_Objective_
Copy out each line of the material below with no changes.

Rows from a figure dataset:
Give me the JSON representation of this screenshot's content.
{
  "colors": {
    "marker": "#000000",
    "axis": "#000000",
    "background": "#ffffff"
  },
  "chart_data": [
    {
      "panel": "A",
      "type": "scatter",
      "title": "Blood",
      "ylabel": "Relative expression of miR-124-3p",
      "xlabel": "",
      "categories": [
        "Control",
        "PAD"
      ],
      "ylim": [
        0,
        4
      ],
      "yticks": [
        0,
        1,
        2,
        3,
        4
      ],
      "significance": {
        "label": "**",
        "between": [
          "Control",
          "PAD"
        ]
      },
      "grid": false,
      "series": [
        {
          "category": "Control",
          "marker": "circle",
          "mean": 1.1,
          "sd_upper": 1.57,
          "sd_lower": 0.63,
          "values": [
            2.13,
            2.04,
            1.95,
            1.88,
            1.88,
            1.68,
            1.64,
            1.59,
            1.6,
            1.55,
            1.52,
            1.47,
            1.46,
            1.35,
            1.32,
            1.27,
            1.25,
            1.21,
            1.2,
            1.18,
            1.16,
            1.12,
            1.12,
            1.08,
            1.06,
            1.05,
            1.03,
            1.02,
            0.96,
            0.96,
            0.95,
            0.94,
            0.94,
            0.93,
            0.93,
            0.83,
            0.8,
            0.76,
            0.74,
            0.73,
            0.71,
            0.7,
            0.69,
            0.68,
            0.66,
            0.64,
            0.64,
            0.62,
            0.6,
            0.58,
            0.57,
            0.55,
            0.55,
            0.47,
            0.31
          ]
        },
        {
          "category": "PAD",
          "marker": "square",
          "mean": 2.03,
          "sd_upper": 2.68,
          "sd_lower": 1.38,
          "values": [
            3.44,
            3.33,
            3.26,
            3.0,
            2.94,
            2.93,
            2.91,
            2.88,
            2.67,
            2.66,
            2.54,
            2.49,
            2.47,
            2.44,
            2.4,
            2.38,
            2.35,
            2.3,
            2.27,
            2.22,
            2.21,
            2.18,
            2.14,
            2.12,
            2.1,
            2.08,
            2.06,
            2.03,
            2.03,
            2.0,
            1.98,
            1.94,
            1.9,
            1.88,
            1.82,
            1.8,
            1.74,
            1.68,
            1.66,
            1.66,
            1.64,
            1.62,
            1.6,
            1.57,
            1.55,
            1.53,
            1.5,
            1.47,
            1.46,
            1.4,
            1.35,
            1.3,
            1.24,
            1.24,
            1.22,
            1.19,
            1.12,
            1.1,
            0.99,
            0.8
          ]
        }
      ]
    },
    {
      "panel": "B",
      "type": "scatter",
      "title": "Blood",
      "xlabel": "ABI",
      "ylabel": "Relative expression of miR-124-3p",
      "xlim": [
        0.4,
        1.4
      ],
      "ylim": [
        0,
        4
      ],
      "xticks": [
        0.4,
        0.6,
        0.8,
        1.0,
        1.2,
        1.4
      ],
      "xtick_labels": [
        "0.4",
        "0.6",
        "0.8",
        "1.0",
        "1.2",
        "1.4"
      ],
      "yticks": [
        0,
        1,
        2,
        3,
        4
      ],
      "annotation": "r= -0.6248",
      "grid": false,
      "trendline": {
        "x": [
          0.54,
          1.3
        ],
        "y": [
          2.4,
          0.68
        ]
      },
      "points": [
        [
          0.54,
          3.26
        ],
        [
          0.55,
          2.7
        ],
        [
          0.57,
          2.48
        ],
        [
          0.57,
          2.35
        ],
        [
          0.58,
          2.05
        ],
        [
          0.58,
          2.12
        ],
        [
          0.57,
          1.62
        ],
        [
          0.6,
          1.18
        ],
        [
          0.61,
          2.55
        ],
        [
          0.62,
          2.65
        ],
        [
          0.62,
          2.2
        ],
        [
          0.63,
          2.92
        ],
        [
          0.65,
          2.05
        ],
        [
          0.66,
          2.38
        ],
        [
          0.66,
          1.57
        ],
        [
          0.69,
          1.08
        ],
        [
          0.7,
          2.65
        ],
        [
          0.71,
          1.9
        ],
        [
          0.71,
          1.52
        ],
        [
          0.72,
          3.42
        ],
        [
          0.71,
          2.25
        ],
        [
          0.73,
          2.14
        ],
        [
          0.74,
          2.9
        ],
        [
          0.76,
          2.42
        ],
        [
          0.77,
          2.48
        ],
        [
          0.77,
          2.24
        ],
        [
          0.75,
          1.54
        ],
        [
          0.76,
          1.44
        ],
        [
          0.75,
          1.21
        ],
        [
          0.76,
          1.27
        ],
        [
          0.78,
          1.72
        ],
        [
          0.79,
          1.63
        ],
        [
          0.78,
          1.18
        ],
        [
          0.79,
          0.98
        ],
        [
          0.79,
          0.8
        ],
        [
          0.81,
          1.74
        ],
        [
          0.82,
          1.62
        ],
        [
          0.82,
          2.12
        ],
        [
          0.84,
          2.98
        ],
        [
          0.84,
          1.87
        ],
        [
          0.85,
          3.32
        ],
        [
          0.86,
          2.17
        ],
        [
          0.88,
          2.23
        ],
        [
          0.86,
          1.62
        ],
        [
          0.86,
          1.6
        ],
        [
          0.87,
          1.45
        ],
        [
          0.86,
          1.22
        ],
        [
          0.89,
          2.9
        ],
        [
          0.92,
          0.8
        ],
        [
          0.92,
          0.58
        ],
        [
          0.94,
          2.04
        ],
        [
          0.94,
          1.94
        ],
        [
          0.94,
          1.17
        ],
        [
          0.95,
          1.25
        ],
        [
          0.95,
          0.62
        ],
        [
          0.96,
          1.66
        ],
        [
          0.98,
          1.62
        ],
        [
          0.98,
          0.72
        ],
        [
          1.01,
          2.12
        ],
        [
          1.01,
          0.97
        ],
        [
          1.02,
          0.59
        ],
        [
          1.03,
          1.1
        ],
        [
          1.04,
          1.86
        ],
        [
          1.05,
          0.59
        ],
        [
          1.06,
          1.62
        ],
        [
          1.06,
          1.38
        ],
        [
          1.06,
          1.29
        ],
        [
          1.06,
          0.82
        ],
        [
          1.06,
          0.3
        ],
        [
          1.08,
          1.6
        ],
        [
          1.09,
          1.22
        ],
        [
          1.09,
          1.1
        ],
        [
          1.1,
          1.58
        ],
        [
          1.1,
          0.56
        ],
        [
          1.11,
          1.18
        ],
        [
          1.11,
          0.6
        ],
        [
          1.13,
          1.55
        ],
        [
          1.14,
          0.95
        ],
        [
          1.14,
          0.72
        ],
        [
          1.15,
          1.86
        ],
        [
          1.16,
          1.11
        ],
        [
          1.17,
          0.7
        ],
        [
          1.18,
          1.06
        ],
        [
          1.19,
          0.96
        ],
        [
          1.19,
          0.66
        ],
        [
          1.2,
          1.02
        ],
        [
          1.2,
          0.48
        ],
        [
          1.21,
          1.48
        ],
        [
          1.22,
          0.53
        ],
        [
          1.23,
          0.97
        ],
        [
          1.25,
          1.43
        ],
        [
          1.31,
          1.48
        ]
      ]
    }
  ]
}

_Written solution_
Give me the JSON representation of this screenshot's content.
{
  "colors": {
    "marker": "#000000",
    "axis": "#000000",
    "background": "#ffffff"
  },
  "chart_data": [
    {
      "panel": "A",
      "type": "scatter",
      "title": "Blood",
      "ylabel": "Relative expression of miR-124-3p",
      "xlabel": "",
      "categories": [
        "Control",
        "PAD"
      ],
      "ylim": [
        0,
        4
      ],
      "yticks": [
        0,
        1,
        2,
        3,
        4
      ],
      "significance": {
        "label": "**",
        "between": [
          "Control",
          "PAD"
        ]
      },
      "grid": false,
      "series": [
        {
          "category": "Control",
          "marker": "circle",
          "mean": 1.1,
          "sd_upper": 1.57,
          "sd_lower": 0.63,
          "values": [
            2.13,
            2.04,
            1.95,
            1.88,
            1.88,
            1.68,
            1.64,
            1.59,
            1.6,
            1.55,
            1.52,
            1.47,
            1.46,
            1.35,
            1.32,
            1.27,
            1.25,
            1.21,
            1.2,
            1.18,
            1.16,
            1.12,
            1.12,
            1.08,
            1.06,
            1.05,
            1.03,
            1.02,
            0.96,
            0.96,
            0.95,
            0.94,
            0.94,
            0.93,
            0.93,
            0.83,
            0.8,
            0.76,
            0.74,
            0.73,
            0.71,
            0.7,
            0.69,
            0.68,
            0.66,
            0.64,
            0.64,
            0.62,
            0.6,
            0.58,
            0.57,
            0.55,
            0.55,
            0.47,
            0.31
          ]
        },
        {
          "category": "PAD",
          "marker": "square",
          "mean": 2.03,
          "sd_upper": 2.68,
          "sd_lower": 1.38,
          "values": [
            3.44,
            3.33,
            3.26,
            3.0,
            2.94,
            2.93,
            2.91,
            2.88,
            2.67,
            2.66,
            2.54,
            2.49,
            2.47,
            2.44,
            2.4,
            2.38,
            2.35,
            2.3,
            2.27,
            2.22,
            2.21,
            2.18,
            2.14,
            2.12,
            2.1,
            2.08,
            2.06,
            2.03,
            2.03,
            2.0,
            1.98,
            1.94,
            1.9,
            1.88,
            1.82,
            1.8,
            1.74,
            1.68,
            1.66,
            1.66,
            1.64,
            1.62,
            1.6,
            1.57,
            1.55,
            1.53,
            1.5,
            1.47,
            1.46,
            1.4,
            1.35,
            1.3,
            1.24,
            1.24,
            1.22,
            1.19,
            1.12,
            1.1,
            0.99,
            0.8
          ]
        }
      ]
    },
    {
      "panel": "B",
      "type": "scatter",
      "title": "Blood",
      "xlabel": "ABI",
      "ylabel": "Relative expression of miR-124-3p",
      "xlim": [
        0.4,
        1.4
      ],
      "ylim": [
        0,
        4
      ],
      "xticks": [
        0.4,
        0.6,
        0.8,
        1.0,
        1.2,
        1.4
      ],
      "xtick_labels": [
        "0.4",
        "0.6",
        "0.8",
        "1.0",
        "1.2",
        "1.4"
      ],
      "yticks": [
        0,
        1,
        2,
        3,
        4
      ],
      "annotation": "r= -0.6248",
      "grid": false,
      "trendline": {
        "x": [
          0.54,
          1.3
        ],
        "y": [
          2.4,
          0.68
        ]
      },
      "points": [
        [
          0.54,
          3.26
        ],
        [
          0.55,
          2.7
        ],
        [
          0.57,
          2.48
        ],
        [
          0.57,
          2.35
        ],
        [
          0.58,
          2.05
        ],
        [
          0.58,
          2.12
        ],
        [
          0.57,
          1.62
        ],
        [
          0.6,
          1.18
        ],
        [
          0.61,
          2.55
        ],
        [
          0.62,
          2.65
        ],
        [
          0.62,
          2.2
        ],
        [
          0.63,
          2.92
        ],
        [
          0.65,
          2.05
        ],
        [
          0.66,
          2.38
        ],
        [
          0.66,
          1.57
        ],
        [
          0.69,
          1.08
        ],
        [
          0.7,
          2.65
        ],
        [
          0.71,
          1.9
        ],
        [
          0.71,
          1.52
        ],
        [
          0.72,
          3.42
        ],
        [
          0.71,
          2.25
        ],
        [
          0.73,
          2.14
        ],
        [
          0.74,
          2.9
        ],
        [
          0.76,
          2.42
        ],
        [
          0.77,
          2.48
        ],
        [
          0.77,
          2.24
        ],
        [
          0.75,
          1.54
        ],
        [
          0.76,
          1.44
        ],
        [
          0.75,
          1.21
        ],
        [
          0.76,
          1.27
        ],
        [
          0.78,
          1.72
        ],
        [
          0.79,
          1.63
        ],
        [
          0.78,
          1.18
        ],
        [
          0.79,
          0.98
        ],
        [
          0.79,
          0.8
        ],
        [
          0.81,
          1.74
        ],
        [
          0.82,
          1.62
        ],
        [
          0.82,
          2.12
        ],
        [
          0.84,
          2.98
        ],
        [
          0.84,
          1.87
        ],
        [
          0.85,
          3.32
        ],
        [
          0.86,
          2.17
        ],
        [
          0.88,
          2.23
        ],
        [
          0.86,
          1.62
        ],
        [
          0.86,
          1.6
        ],
        [
          0.87,
          1.45
        ],
        [
          0.86,
          1.22
        ],
        [
          0.89,
          2.9
        ],
        [
          0.92,
          0.8
        ],
        [
          0.92,
          0.58
        ],
        [
          0.94,
          2.04
        ],
        [
          0.94,
          1.94
        ],
        [
          0.94,
          1.17
        ],
        [
          0.95,
          1.25
        ],
        [
          0.95,
          0.62
        ],
        [
          0.96,
          1.66
        ],
        [
          0.98,
          1.62
        ],
        [
          0.98,
          0.72
        ],
        [
          1.01,
          2.12
        ],
        [
          1.01,
          0.97
        ],
        [
          1.02,
          0.59
        ],
        [
          1.03,
          1.1
        ],
        [
          1.04,
          1.86
        ],
        [
          1.05,
          0.59
        ],
        [
          1.06,
          1.62
        ],
        [
          1.06,
          1.38
        ],
        [
          1.06,
          1.29
        ],
        [
          1.06,
          0.82
        ],
        [
          1.06,
          0.3
        ],
        [
          1.08,
          1.6
        ],
        [
          1.09,
          1.22
        ],
        [
          1.09,
          1.1
        ],
        [
          1.1,
          1.58
        ],
        [
          1.1,
          0.56
        ],
        [
          1.11,
          1.18
        ],
        [
          1.11,
          0.6
        ],
        [
          1.13,
          1.55
        ],
        [
          1.14,
          0.95
        ],
        [
          1.14,
          0.72
        ],
        [
          1.15,
          1.86
        ],
        [
          1.16,
          1.11
        ],
        [
          1.17,
          0.7
        ],
        [
          1.18,
          1.06
        ],
        [
          1.19,
          0.96
        ],
        [
          1.19,
          0.66
        ],
        [
          1.2,
          1.02
        ],
        [
          1.2,
          0.48
        ],
        [
          1.21,
          1.48
        ],
        [
          1.22,
          0.53
        ],
        [
          1.23,
          0.97
        ],
        [
          1.25,
          1.43
        ],
        [
          1.31,
          1.48
        ]
      ]
    }
  ]
}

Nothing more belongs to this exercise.